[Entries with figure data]
>> BEGIN

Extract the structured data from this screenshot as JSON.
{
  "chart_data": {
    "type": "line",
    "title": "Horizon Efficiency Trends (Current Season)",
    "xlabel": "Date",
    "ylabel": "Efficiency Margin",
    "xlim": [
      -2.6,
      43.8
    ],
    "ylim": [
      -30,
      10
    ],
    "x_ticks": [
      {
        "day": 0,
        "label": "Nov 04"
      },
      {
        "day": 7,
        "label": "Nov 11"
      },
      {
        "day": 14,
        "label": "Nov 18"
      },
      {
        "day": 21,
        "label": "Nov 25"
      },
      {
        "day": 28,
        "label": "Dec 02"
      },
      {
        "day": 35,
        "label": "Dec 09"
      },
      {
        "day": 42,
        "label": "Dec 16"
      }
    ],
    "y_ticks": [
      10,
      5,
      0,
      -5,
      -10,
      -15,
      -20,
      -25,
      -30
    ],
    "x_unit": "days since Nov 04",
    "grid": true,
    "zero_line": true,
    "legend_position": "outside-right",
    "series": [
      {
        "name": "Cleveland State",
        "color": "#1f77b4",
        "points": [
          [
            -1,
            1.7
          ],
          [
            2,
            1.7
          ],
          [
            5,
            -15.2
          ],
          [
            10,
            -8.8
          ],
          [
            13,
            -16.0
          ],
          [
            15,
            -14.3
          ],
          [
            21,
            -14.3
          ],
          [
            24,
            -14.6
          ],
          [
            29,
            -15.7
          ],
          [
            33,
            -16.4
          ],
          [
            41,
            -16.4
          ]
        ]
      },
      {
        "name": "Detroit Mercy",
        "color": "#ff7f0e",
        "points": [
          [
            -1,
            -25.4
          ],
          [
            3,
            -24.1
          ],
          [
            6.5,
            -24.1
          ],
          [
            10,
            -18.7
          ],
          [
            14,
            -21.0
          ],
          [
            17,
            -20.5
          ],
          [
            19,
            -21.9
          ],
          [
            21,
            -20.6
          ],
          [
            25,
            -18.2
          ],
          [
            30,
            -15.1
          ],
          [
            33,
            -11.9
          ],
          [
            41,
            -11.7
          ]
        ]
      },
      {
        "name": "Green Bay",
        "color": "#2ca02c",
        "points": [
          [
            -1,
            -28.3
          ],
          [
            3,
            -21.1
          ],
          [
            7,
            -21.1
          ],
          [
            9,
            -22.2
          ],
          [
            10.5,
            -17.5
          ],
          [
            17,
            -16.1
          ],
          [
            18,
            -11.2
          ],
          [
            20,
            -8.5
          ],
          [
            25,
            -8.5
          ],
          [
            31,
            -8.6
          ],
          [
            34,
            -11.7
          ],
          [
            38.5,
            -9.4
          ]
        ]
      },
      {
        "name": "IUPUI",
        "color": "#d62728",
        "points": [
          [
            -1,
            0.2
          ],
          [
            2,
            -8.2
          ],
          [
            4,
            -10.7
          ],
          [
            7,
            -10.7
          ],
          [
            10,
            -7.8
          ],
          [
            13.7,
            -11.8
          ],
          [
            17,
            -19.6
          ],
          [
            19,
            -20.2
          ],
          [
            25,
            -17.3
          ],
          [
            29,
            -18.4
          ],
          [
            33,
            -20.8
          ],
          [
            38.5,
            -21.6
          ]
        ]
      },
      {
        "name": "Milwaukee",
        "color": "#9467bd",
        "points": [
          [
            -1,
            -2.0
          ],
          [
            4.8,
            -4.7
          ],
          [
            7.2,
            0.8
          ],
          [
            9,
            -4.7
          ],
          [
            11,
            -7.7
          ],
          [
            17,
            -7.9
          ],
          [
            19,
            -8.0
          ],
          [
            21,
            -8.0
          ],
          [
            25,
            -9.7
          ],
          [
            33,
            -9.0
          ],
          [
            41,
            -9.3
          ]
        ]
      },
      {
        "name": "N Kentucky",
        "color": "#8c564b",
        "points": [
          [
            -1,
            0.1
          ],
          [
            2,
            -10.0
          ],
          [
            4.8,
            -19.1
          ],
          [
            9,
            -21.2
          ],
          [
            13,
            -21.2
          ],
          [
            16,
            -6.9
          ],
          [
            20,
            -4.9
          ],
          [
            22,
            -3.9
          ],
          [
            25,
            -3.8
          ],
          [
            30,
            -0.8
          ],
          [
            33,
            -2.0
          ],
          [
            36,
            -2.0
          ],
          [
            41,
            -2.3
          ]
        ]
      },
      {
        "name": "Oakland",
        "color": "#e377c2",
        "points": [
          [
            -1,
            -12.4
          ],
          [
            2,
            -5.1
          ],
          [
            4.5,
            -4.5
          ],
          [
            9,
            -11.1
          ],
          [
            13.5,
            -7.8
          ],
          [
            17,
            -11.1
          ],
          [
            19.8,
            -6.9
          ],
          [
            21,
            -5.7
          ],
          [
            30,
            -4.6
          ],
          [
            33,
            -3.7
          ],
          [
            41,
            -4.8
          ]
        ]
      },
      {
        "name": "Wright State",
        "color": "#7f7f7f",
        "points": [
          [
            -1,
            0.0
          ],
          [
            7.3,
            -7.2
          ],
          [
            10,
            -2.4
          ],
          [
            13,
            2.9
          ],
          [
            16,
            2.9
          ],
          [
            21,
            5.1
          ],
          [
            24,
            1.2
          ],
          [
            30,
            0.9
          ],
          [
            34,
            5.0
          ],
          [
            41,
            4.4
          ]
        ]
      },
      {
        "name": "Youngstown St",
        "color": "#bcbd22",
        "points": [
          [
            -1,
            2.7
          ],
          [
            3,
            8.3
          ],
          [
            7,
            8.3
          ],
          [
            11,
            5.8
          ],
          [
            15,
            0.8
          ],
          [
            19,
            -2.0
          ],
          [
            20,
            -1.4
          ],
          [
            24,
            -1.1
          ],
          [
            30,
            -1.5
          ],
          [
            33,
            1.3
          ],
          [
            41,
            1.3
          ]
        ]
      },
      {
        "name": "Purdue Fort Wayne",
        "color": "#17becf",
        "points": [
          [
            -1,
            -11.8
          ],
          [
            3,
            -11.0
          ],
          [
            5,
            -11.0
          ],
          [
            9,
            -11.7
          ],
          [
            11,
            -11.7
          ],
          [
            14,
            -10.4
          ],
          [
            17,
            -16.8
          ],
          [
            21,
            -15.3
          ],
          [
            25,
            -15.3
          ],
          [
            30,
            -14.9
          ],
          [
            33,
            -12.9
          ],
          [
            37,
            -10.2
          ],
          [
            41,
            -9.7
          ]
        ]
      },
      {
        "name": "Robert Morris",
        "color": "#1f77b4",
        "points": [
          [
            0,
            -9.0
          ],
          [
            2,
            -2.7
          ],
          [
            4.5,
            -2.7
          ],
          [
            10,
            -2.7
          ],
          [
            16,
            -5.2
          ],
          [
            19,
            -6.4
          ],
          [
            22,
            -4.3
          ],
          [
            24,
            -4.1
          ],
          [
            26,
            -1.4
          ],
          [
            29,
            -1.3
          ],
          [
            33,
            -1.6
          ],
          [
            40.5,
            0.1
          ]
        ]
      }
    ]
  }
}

>> END

WHAT IS REQUIRED =
Reproduce the material verbatim, line by line.

WRITTEN ANSWER =
Extract the structured data from this screenshot as JSON.
{
  "chart_data": {
    "type": "line",
    "title": "Horizon Efficiency Trends (Current Season)",
    "xlabel": "Date",
    "ylabel": "Efficiency Margin",
    "xlim": [
      -2.6,
      43.8
    ],
    "ylim": [
      -30,
      10
    ],
    "x_ticks": [
      {
        "day": 0,
        "label": "Nov 04"
      },
      {
        "day": 7,
        "label": "Nov 11"
      },
      {
        "day": 14,
        "label": "Nov 18"
      },
      {
        "day": 21,
        "label": "Nov 25"
      },
      {
        "day": 28,
        "label": "Dec 02"
      },
      {
        "day": 35,
        "label": "Dec 09"
      },
      {
        "day": 42,
        "label": "Dec 16"
      }
    ],
    "y_ticks": [
      10,
      5,
      0,
      -5,
      -10,
      -15,
      -20,
      -25,
      -30
    ],
    "x_unit": "days since Nov 04",
    "grid": true,
    "zero_line": true,
    "legend_position": "outside-right",
    "series": [
      {
        "name": "Cleveland State",
        "color": "#1f77b4",
        "points": [
          [
            -1,
            1.7
          ],
          [
            2,
            1.7
          ],
          [
            5,
            -15.2
          ],
          [
            10,
            -8.8
          ],
          [
            13,
            -16.0
          ],
          [
            15,
            -14.3
          ],
          [
            21,
            -14.3
          ],
          [
            24,
            -14.6
          ],
          [
            29,
            -15.7
          ],
          [
            33,
            -16.4
          ],
          [
            41,
            -16.4
          ]
        ]
      },
      {
        "name": "Detroit Mercy",
        "color": "#ff7f0e",
        "points": [
          [
            -1,
            -25.4
          ],
          [
            3,
            -24.1
          ],
          [
            6.5,
            -24.1
          ],
          [
            10,
            -18.7
          ],
          [
            14,
            -21.0
          ],
          [
            17,
            -20.5
          ],
          [
            19,
            -21.9
          ],
          [
            21,
            -20.6
          ],
          [
            25,
            -18.2
          ],
          [
            30,
            -15.1
          ],
          [
            33,
            -11.9
          ],
          [
            41,
            -11.7
          ]
        ]
      },
      {
        "name": "Green Bay",
        "color": "#2ca02c",
        "points": [
          [
            -1,
            -28.3
          ],
          [
            3,
            -21.1
          ],
          [
            7,
            -21.1
          ],
          [
            9,
            -22.2
          ],
          [
            10.5,
            -17.5
          ],
          [
            17,
            -16.1
          ],
          [
            18,
            -11.2
          ],
          [
            20,
            -8.5
          ],
          [
            25,
            -8.5
          ],
          [
            31,
            -8.6
          ],
          [
            34,
            -11.7
          ],
          [
            38.5,
            -9.4
          ]
        ]
      },
      {
        "name": "IUPUI",
        "color": "#d62728",
        "points": [
          [
            -1,
            0.2
          ],
          [
            2,
            -8.2
          ],
          [
            4,
            -10.7
          ],
          [
            7,
            -10.7
          ],
          [
            10,
            -7.8
          ],
          [
            13.7,
            -11.8
          ],
          [
            17,
            -19.6
          ],
          [
            19,
            -20.2
          ],
          [
            25,
            -17.3
          ],
          [
            29,
            -18.4
          ],
          [
            33,
            -20.8
          ],
          [
            38.5,
            -21.6
          ]
        ]
      },
      {
        "name": "Milwaukee",
        "color": "#9467bd",
        "points": [
          [
            -1,
            -2.0
          ],
          [
            4.8,
            -4.7
          ],
          [
            7.2,
            0.8
          ],
          [
            9,
            -4.7
          ],
          [
            11,
            -7.7
          ],
          [
            17,
            -7.9
          ],
          [
            19,
            -8.0
          ],
          [
            21,
            -8.0
          ],
          [
            25,
            -9.7
          ],
          [
            33,
            -9.0
          ],
          [
            41,
            -9.3
          ]
        ]
      },
      {
        "name": "N Kentucky",
        "color": "#8c564b",
        "points": [
          [
            -1,
            0.1
          ],
          [
            2,
            -10.0
          ],
          [
            4.8,
            -19.1
          ],
          [
            9,
            -21.2
          ],
          [
            13,
            -21.2
          ],
          [
            16,
            -6.9
          ],
          [
            20,
            -4.9
          ],
          [
            22,
            -3.9
          ],
          [
            25,
            -3.8
          ],
          [
            30,
            -0.8
          ],
          [
            33,
            -2.0
          ],
          [
            36,
            -2.0
          ],
          [
            41,
            -2.3
          ]
        ]
      },
      {
        "name": "Oakland",
        "color": "#e377c2",
        "points": [
          [
            -1,
            -12.4
          ],
          [
            2,
            -5.1
          ],
          [
            4.5,
            -4.5
          ],
          [
            9,
            -11.1
          ],
          [
            13.5,
            -7.8
          ],
          [
            17,
            -11.1
          ],
          [
            19.8,
            -6.9
          ],
          [
            21,
            -5.7
          ],
          [
            30,
            -4.6
          ],
          [
            33,
            -3.7
          ],
          [
            41,
            -4.8
          ]
        ]
      },
      {
        "name": "Wright State",
        "color": "#7f7f7f",
        "points": [
          [
            -1,
            0.0
          ],
          [
            7.3,
            -7.2
          ],
          [
            10,
            -2.4
          ],
          [
            13,
            2.9
          ],
          [
            16,
            2.9
          ],
          [
            21,
            5.1
          ],
          [
            24,
            1.2
          ],
          [
            30,
            0.9
          ],
          [
            34,
            5.0
          ],
          [
            41,
            4.4
          ]
        ]
      },
      {
        "name": "Youngstown St",
        "color": "#bcbd22",
        "points": [
          [
            -1,
            2.7
          ],
          [
            3,
            8.3
          ],
          [
            7,
            8.3
          ],
          [
            11,
            5.8
          ],
          [
            15,
            0.8
          ],
          [
            19,
            -2.0
          ],
          [
            20,
            -1.4
          ],
          [
            24,
            -1.1
          ],
          [
            30,
            -1.5
          ],
          [
            33,
            1.3
          ],
          [
            41,
            1.3
          ]
        ]
      },
      {
        "name": "Purdue Fort Wayne",
        "color": "#17becf",
        "points": [
          [
            -1,
            -11.8
          ],
          [
            3,
            -11.0
          ],
          [
            5,
            -11.0
          ],
          [
            9,
            -11.7
          ],
          [
            11,
            -11.7
          ],
          [
            14,
            -10.4
          ],
          [
            17,
            -16.8
          ],
          [
            21,
            -15.3
          ],
          [
            25,
            -15.3
          ],
          [
            30,
            -14.9
          ],
          [
            33,
            -12.9
          ],
          [
            37,
            -10.2
          ],
          [
            41,
            -9.7
          ]
        ]
      },
      {
        "name": "Robert Morris",
        "color": "#1f77b4",
        "points": [
          [
            0,
            -9.0
          ],
          [
            2,
            -2.7
          ],
          [
            4.5,
            -2.7
          ],
          [
            10,
            -2.7
          ],
          [
            16,
            -5.2
          ],
          [
            19,
            -6.4
          ],
          [
            22,
            -4.3
          ],
          [
            24,
            -4.1
          ],
          [
            26,
            -1.4
          ],
          [
            29,
            -1.3
          ],
          [
            33,
            -1.6
          ],
          [
            40.5,
            0.1
          ]
        ]
      }
    ]
  }
}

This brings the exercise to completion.